==== Exercise material ====
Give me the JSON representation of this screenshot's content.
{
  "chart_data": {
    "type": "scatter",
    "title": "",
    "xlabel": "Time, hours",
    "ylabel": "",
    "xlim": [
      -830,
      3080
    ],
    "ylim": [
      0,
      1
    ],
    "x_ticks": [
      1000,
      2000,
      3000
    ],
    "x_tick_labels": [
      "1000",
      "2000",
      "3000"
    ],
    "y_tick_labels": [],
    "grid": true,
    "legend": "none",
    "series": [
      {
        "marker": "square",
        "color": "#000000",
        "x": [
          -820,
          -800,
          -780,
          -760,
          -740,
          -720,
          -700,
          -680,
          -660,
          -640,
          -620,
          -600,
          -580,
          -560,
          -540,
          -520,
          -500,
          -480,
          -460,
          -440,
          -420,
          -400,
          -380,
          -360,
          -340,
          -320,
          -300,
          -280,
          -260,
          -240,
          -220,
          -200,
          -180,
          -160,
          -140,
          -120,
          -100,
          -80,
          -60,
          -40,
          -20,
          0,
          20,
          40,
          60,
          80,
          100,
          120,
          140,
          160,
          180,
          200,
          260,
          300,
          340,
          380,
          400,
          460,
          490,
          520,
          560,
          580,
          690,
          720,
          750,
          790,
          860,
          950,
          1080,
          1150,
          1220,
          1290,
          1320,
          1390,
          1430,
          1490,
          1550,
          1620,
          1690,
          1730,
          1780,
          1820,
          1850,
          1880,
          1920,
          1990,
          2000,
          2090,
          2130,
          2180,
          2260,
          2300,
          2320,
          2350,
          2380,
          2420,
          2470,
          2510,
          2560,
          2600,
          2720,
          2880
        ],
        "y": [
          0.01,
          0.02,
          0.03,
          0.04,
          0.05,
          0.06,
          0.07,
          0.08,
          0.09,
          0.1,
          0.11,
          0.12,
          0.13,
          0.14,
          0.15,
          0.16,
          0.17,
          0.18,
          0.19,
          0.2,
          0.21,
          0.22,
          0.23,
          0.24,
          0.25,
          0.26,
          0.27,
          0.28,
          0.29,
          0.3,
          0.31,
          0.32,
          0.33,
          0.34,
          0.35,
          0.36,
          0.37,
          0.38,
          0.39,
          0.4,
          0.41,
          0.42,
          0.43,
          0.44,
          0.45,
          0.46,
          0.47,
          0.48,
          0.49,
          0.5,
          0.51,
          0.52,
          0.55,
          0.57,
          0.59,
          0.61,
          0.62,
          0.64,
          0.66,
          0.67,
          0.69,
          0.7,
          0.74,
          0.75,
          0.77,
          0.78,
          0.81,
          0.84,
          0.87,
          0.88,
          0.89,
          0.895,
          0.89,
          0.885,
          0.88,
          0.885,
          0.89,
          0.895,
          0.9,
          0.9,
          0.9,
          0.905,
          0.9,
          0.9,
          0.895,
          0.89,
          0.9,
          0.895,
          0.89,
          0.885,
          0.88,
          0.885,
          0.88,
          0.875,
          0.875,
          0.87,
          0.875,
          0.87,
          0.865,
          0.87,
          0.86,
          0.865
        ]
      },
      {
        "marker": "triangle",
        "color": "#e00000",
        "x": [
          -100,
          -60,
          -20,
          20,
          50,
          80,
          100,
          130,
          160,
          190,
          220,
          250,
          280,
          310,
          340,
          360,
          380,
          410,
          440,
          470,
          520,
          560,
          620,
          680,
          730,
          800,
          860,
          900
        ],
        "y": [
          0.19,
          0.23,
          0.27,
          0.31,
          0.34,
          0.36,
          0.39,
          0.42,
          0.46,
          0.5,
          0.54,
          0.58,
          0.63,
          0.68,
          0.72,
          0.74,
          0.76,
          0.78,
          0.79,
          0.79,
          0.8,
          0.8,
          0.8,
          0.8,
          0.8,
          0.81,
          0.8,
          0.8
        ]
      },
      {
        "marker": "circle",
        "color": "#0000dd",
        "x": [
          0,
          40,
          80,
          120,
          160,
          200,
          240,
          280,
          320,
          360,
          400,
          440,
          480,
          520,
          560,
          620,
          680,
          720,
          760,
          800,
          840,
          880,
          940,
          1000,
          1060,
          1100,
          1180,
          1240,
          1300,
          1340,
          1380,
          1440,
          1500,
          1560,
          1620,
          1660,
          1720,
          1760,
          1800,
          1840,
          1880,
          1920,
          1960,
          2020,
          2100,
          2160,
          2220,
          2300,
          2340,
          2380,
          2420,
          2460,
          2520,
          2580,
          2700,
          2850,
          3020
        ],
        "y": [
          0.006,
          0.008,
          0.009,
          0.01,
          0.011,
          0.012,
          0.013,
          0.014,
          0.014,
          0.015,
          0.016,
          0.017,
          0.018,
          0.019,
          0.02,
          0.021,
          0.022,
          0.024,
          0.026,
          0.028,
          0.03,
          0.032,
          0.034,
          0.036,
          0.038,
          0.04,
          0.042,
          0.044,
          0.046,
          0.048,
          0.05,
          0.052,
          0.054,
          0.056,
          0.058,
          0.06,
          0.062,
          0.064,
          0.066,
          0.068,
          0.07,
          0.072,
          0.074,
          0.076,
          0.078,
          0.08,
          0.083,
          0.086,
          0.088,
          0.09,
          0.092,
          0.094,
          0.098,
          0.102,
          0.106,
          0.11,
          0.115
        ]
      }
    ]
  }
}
====
▶ Exercise instructions
Print every record exactly as it was given.

▶ Task response
Give me the JSON representation of this screenshot's content.
{
  "chart_data": {
    "type": "scatter",
    "title": "",
    "xlabel": "Time, hours",
    "ylabel": "",
    "xlim": [
      -830,
      3080
    ],
    "ylim": [
      0,
      1
    ],
    "x_ticks": [
      1000,
      2000,
      3000
    ],
    "x_tick_labels": [
      "1000",
      "2000",
      "3000"
    ],
    "y_tick_labels": [],
    "grid": true,
    "legend": "none",
    "series": [
      {
        "marker": "square",
        "color": "#000000",
        "x": [
          -820,
          -800,
          -780,
          -760,
          -740,
          -720,
          -700,
          -680,
          -660,
          -640,
          -620,
          -600,
          -580,
          -560,
          -540,
          -520,
          -500,
          -480,
          -460,
          -440,
          -420,
          -400,
          -380,
          -360,
          -340,
          -320,
          -300,
          -280,
          -260,
          -240,
          -220,
          -200,
          -180,
          -160,
          -140,
          -120,
          -100,
          -80,
          -60,
          -40,
          -20,
          0,
          20,
          40,
          60,
          80,
          100,
          120,
          140,
          160,
          180,
          200,
          260,
          300,
          340,
          380,
          400,
          460,
          490,
          520,
          560,
          580,
          690,
          720,
          750,
          790,
          860,
          950,
          1080,
          1150,
          1220,
          1290,
          1320,
          1390,
          1430,
          1490,
          1550,
          1620,
          1690,
          1730,
          1780,
          1820,
          1850,
          1880,
          1920,
          1990,
          2000,
          2090,
          2130,
          2180,
          2260,
          2300,
          2320,
          2350,
          2380,
          2420,
          2470,
          2510,
          2560,
          2600,
          2720,
          2880
        ],
        "y": [
          0.01,
          0.02,
          0.03,
          0.04,
          0.05,
          0.06,
          0.07,
          0.08,
          0.09,
          0.1,
          0.11,
          0.12,
          0.13,
          0.14,
          0.15,
          0.16,
          0.17,
          0.18,
          0.19,
          0.2,
          0.21,
          0.22,
          0.23,
          0.24,
          0.25,
          0.26,
          0.27,
          0.28,
          0.29,
          0.3,
          0.31,
          0.32,
          0.33,
          0.34,
          0.35,
          0.36,
          0.37,
          0.38,
          0.39,
          0.4,
          0.41,
          0.42,
          0.43,
          0.44,
          0.45,
          0.46,
          0.47,
          0.48,
          0.49,
          0.5,
          0.51,
          0.52,
          0.55,
          0.57,
          0.59,
          0.61,
          0.62,
          0.64,
          0.66,
          0.67,
          0.69,
          0.7,
          0.74,
          0.75,
          0.77,
          0.78,
          0.81,
          0.84,
          0.87,
          0.88,
          0.89,
          0.895,
          0.89,
          0.885,
          0.88,
          0.885,
          0.89,
          0.895,
          0.9,
          0.9,
          0.9,
          0.905,
          0.9,
          0.9,
          0.895,
          0.89,
          0.9,
          0.895,
          0.89,
          0.885,
          0.88,
          0.885,
          0.88,
          0.875,
          0.875,
          0.87,
          0.875,
          0.87,
          0.865,
          0.87,
          0.86,
          0.865
        ]
      },
      {
        "marker": "triangle",
        "color": "#e00000",
        "x": [
          -100,
          -60,
          -20,
          20,
          50,
          80,
          100,
          130,
          160,
          190,
          220,
          250,
          280,
          310,
          340,
          360,
          380,
          410,
          440,
          470,
          520,
          560,
          620,
          680,
          730,
          800,
          860,
          900
        ],
        "y": [
          0.19,
          0.23,
          0.27,
          0.31,
          0.34,
          0.36,
          0.39,
          0.42,
          0.46,
          0.5,
          0.54,
          0.58,
          0.63,
          0.68,
          0.72,
          0.74,
          0.76,
          0.78,
          0.79,
          0.79,
          0.8,
          0.8,
          0.8,
          0.8,
          0.8,
          0.81,
          0.8,
          0.8
        ]
      },
      {
        "marker": "circle",
        "color": "#0000dd",
        "x": [
          0,
          40,
          80,
          120,
          160,
          200,
          240,
          280,
          320,
          360,
          400,
          440,
          480,
          520,
          560,
          620,
          680,
          720,
          760,
          800,
          840,
          880,
          940,
          1000,
          1060,
          1100,
          1180,
          1240,
          1300,
          1340,
          1380,
          1440,
          1500,
          1560,
          1620,
          1660,
          1720,
          1760,
          1800,
          1840,
          1880,
          1920,
          1960,
          2020,
          2100,
          2160,
          2220,
          2300,
          2340,
          2380,
          2420,
          2460,
          2520,
          2580,
          2700,
          2850,
          3020
        ],
        "y": [
          0.006,
          0.008,
          0.009,
          0.01,
          0.011,
          0.012,
          0.013,
          0.014,
          0.014,
          0.015,
          0.016,
          0.017,
          0.018,
          0.019,
          0.02,
          0.021,
          0.022,
          0.024,
          0.026,
          0.028,
          0.03,
          0.032,
          0.034,
          0.036,
          0.038,
          0.04,
          0.042,
          0.044,
          0.046,
          0.048,
          0.05,
          0.052,
          0.054,
          0.056,
          0.058,
          0.06,
          0.062,
          0.064,
          0.066,
          0.068,
          0.07,
          0.072,
          0.074,
          0.076,
          0.078,
          0.08,
          0.083,
          0.086,
          0.088,
          0.09,
          0.092,
          0.094,
          0.098,
          0.102,
          0.106,
          0.11,
          0.115
        ]
      }
    ]
  }
}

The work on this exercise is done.